WHAT YOU HAVE TO DO: Count every line that holds the string "want", and report the number alone.

GIVEN RECORDS:
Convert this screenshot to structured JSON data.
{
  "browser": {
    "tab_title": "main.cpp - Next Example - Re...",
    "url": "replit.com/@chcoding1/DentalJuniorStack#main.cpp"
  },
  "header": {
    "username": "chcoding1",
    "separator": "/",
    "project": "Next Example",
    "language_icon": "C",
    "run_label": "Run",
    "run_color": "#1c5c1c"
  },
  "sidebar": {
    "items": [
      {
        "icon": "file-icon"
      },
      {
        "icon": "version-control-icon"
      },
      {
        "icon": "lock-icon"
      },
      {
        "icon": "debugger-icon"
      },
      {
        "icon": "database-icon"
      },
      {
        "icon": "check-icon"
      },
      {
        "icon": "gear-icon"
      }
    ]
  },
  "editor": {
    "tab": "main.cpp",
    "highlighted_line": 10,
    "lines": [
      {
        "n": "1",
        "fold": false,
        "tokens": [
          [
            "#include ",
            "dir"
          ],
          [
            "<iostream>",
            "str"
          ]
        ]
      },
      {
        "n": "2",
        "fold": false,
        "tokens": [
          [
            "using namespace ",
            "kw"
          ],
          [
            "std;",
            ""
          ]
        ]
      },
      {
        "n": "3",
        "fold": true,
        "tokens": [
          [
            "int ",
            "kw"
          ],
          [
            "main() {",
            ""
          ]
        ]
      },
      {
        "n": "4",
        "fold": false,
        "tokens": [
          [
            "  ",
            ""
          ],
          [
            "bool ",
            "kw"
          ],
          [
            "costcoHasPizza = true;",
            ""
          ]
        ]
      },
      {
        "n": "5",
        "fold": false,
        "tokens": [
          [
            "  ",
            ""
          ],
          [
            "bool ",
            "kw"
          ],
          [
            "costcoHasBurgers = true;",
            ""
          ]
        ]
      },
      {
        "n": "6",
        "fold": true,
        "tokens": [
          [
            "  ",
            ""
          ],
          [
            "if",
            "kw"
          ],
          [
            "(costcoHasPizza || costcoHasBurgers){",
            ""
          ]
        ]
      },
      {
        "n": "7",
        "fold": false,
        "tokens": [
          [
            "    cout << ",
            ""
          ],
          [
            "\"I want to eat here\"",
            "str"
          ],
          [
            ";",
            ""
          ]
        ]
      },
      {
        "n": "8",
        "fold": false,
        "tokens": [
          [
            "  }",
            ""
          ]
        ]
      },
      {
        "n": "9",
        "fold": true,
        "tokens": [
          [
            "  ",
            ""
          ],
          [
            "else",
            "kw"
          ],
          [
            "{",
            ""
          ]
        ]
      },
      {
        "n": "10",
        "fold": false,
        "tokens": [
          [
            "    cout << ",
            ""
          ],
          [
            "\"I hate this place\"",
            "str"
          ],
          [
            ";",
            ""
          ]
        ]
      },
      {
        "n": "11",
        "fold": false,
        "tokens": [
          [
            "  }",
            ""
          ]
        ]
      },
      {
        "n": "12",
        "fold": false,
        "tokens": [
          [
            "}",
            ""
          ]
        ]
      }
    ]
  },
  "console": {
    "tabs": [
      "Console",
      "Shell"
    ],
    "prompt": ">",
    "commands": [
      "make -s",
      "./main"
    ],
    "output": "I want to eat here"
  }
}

THE SOLUTION: 2